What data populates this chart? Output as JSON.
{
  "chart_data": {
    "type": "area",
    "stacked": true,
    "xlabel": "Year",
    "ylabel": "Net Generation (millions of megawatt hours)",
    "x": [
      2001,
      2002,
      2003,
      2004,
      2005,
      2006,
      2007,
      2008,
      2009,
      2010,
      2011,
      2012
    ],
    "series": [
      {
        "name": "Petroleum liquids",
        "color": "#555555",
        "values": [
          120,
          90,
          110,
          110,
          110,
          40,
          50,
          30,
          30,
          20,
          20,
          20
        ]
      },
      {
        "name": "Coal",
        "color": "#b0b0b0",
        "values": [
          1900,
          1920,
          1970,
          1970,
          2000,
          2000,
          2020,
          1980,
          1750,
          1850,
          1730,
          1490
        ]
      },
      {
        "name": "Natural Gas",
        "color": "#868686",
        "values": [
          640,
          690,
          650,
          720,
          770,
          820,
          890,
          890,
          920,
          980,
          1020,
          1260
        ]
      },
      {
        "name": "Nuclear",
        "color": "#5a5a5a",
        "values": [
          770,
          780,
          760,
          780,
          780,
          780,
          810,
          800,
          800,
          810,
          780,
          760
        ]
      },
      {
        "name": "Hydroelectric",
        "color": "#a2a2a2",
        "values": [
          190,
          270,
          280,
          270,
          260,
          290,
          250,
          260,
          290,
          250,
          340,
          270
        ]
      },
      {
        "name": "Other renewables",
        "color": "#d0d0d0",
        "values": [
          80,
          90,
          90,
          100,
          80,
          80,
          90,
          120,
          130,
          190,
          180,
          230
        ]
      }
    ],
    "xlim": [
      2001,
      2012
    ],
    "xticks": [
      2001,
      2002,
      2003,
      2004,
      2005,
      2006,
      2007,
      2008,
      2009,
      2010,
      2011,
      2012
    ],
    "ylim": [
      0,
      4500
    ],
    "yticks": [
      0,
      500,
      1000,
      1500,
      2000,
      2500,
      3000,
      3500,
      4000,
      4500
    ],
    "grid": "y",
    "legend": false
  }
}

.....

— Task statement —
Copy out the full set of records precisely, leaving nothing out.

— Output for this task —
What data populates this chart? Output as JSON.
{
  "chart_data": {
    "type": "area",
    "stacked": true,
    "xlabel": "Year",
    "ylabel": "Net Generation (millions of megawatt hours)",
    "x": [
      2001,
      2002,
      2003,
      2004,
      2005,
      2006,
      2007,
      2008,
      2009,
      2010,
      2011,
      2012
    ],
    "series": [
      {
        "name": "Petroleum liquids",
        "color": "#555555",
        "values": [
          120,
          90,
          110,
          110,
          110,
          40,
          50,
          30,
          30,
          20,
          20,
          20
        ]
      },
      {
        "name": "Coal",
        "color": "#b0b0b0",
        "values": [
          1900,
          1920,
          1970,
          1970,
          2000,
          2000,
          2020,
          1980,
          1750,
          1850,
          1730,
          1490
        ]
      },
      {
        "name": "Natural Gas",
        "color": "#868686",
        "values": [
          640,
          690,
          650,
          720,
          770,
          820,
          890,
          890,
          920,
          980,
          1020,
          1260
        ]
      },
      {
        "name": "Nuclear",
        "color": "#5a5a5a",
        "values": [
          770,
          780,
          760,
          780,
          780,
          780,
          810,
          800,
          800,
          810,
          780,
          760
        ]
      },
      {
        "name": "Hydroelectric",
        "color": "#a2a2a2",
        "values": [
          190,
          270,
          280,
          270,
          260,
          290,
          250,
          260,
          290,
          250,
          340,
          270
        ]
      },
      {
        "name": "Other renewables",
        "color": "#d0d0d0",
        "values": [
          80,
          90,
          90,
          100,
          80,
          80,
          90,
          120,
          130,
          190,
          180,
          230
        ]
      }
    ],
    "xlim": [
      2001,
      2012
    ],
    "xticks": [
      2001,
      2002,
      2003,
      2004,
      2005,
      2006,
      2007,
      2008,
      2009,
      2010,
      2011,
      2012
    ],
    "ylim": [
      0,
      4500
    ],
    "yticks": [
      0,
      500,
      1000,
      1500,
      2000,
      2500,
      3000,
      3500,
      4000,
      4500
    ],
    "grid": "y",
    "legend": false
  }
}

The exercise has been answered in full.